▶ _GOAL_: Draw out every line with the word "farmamundi" from the listing below.

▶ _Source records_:

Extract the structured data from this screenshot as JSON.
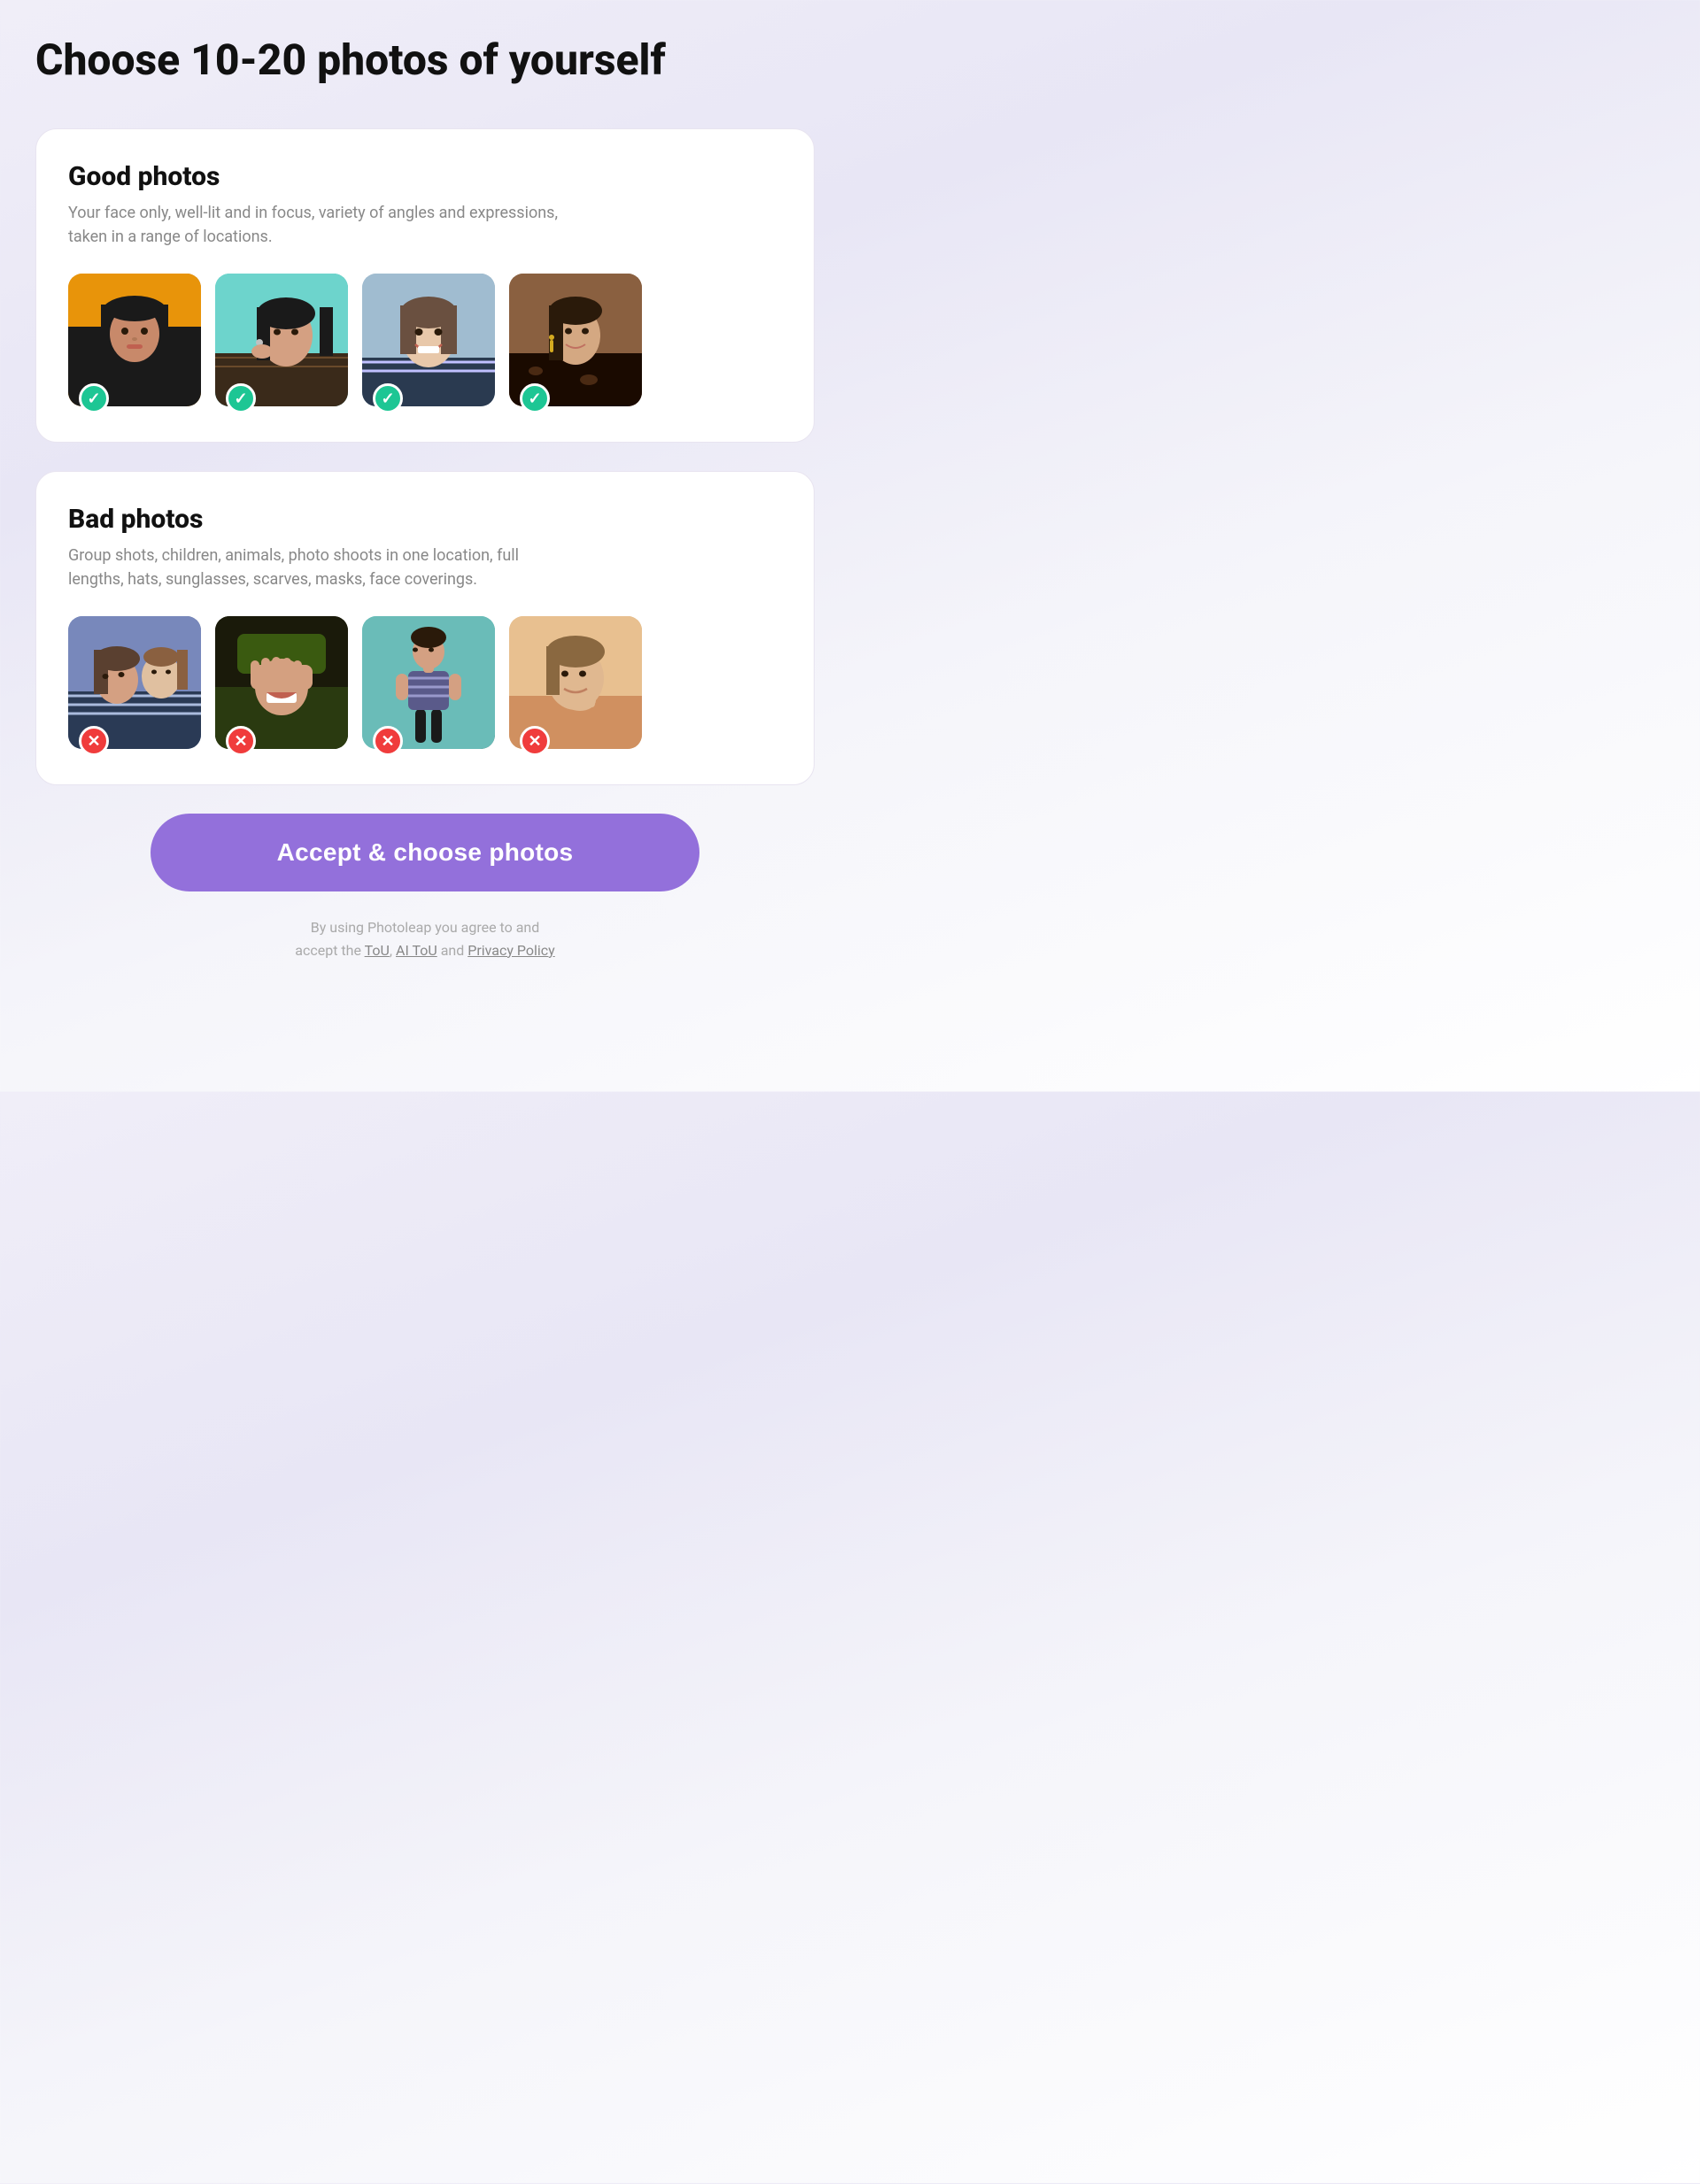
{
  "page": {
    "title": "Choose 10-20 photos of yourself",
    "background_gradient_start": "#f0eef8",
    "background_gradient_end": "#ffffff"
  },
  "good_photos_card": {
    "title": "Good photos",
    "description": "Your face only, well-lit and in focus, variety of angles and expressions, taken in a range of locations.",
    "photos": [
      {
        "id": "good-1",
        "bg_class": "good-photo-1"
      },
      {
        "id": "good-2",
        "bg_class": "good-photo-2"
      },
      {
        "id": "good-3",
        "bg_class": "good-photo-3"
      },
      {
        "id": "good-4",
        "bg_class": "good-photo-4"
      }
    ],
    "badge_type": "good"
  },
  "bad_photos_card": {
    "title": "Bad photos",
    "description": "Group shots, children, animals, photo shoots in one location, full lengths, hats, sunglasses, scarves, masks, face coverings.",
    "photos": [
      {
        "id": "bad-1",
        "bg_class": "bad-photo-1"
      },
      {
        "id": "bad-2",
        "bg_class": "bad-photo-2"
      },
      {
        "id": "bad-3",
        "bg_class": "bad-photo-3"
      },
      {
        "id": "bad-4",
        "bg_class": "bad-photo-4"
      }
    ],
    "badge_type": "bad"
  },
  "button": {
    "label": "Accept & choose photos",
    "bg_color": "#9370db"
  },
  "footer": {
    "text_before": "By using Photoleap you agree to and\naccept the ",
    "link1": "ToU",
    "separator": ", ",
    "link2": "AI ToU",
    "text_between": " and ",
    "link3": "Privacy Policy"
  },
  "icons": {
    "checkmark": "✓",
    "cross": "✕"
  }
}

--

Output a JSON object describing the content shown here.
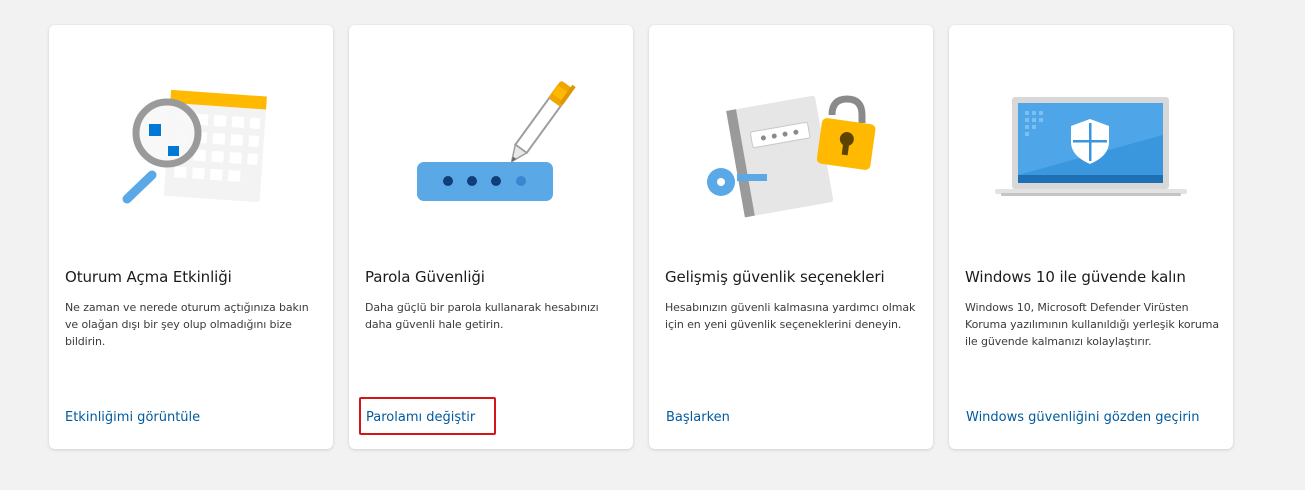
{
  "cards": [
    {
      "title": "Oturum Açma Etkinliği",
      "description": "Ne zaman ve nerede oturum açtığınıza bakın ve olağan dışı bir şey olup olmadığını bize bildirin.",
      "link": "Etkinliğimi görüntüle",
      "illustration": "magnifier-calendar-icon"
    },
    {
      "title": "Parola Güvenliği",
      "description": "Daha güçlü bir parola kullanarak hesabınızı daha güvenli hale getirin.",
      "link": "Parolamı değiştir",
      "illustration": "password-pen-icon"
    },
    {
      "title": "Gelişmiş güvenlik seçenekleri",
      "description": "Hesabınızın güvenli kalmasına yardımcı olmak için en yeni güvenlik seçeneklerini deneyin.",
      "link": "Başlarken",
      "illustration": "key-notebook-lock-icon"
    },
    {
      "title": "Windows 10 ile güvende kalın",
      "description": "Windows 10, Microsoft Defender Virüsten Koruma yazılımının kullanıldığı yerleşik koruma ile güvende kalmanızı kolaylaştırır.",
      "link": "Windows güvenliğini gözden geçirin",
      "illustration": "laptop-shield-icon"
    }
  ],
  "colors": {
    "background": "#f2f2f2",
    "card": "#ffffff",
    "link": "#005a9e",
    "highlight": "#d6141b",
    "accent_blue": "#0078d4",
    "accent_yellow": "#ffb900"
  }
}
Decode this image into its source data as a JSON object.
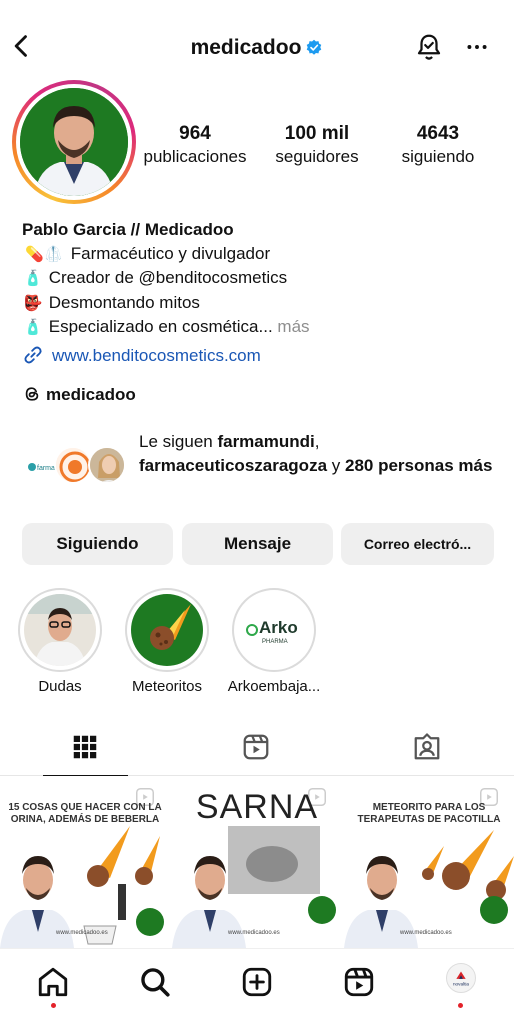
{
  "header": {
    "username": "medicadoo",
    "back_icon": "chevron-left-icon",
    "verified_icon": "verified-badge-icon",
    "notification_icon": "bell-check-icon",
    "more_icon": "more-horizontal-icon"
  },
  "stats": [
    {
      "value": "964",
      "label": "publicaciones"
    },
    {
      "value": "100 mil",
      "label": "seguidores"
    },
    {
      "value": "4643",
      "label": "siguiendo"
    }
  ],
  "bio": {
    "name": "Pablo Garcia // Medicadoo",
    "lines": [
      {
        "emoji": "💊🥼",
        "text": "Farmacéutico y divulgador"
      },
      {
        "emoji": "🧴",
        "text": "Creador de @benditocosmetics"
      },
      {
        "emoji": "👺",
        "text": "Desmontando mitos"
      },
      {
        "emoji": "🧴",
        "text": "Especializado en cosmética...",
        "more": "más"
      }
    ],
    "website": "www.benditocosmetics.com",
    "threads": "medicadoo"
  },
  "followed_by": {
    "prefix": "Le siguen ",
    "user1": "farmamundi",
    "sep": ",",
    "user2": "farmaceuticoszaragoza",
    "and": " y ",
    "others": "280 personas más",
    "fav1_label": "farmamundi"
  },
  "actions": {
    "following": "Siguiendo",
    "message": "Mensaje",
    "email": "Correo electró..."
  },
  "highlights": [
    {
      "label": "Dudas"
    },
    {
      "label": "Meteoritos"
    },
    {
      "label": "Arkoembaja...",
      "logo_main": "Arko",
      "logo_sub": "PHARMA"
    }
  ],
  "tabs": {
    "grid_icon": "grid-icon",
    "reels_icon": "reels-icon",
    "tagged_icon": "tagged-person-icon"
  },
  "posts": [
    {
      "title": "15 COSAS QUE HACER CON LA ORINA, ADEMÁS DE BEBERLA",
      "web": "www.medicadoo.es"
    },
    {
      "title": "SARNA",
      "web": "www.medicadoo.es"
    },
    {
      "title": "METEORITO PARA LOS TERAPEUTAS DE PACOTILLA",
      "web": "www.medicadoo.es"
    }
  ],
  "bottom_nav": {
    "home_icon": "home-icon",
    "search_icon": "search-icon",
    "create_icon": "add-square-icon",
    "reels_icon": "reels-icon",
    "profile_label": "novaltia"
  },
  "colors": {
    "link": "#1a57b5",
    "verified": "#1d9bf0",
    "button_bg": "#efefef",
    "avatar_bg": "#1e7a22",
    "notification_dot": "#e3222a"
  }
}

==

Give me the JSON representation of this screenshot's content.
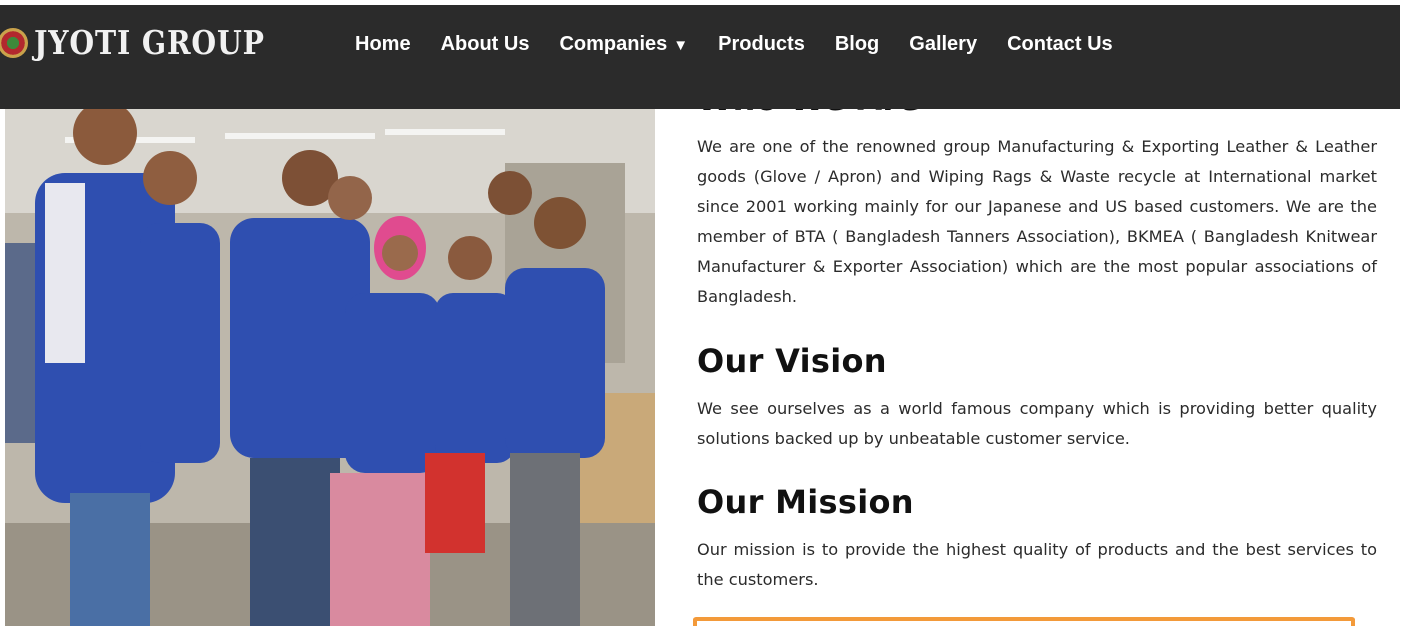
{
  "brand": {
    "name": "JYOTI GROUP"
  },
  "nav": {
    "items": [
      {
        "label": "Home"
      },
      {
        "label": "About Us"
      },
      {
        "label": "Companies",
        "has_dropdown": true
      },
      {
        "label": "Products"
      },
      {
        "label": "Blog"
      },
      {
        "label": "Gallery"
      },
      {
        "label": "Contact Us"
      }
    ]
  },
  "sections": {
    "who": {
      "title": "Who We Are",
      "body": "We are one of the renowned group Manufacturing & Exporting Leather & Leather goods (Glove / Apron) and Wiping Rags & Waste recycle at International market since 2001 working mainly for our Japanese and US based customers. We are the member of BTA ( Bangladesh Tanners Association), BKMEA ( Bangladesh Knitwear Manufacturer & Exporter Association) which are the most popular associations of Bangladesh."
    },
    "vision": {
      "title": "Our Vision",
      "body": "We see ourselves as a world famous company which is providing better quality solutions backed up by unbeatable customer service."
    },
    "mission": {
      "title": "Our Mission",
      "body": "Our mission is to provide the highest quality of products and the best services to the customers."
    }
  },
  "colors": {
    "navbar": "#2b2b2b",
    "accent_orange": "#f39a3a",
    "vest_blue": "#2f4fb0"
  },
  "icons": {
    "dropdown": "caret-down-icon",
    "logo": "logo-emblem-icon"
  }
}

▶ _ANSWER TO THE TASK_:
    "user1": "farmamundi",
    "fav1_label": "farmamundi"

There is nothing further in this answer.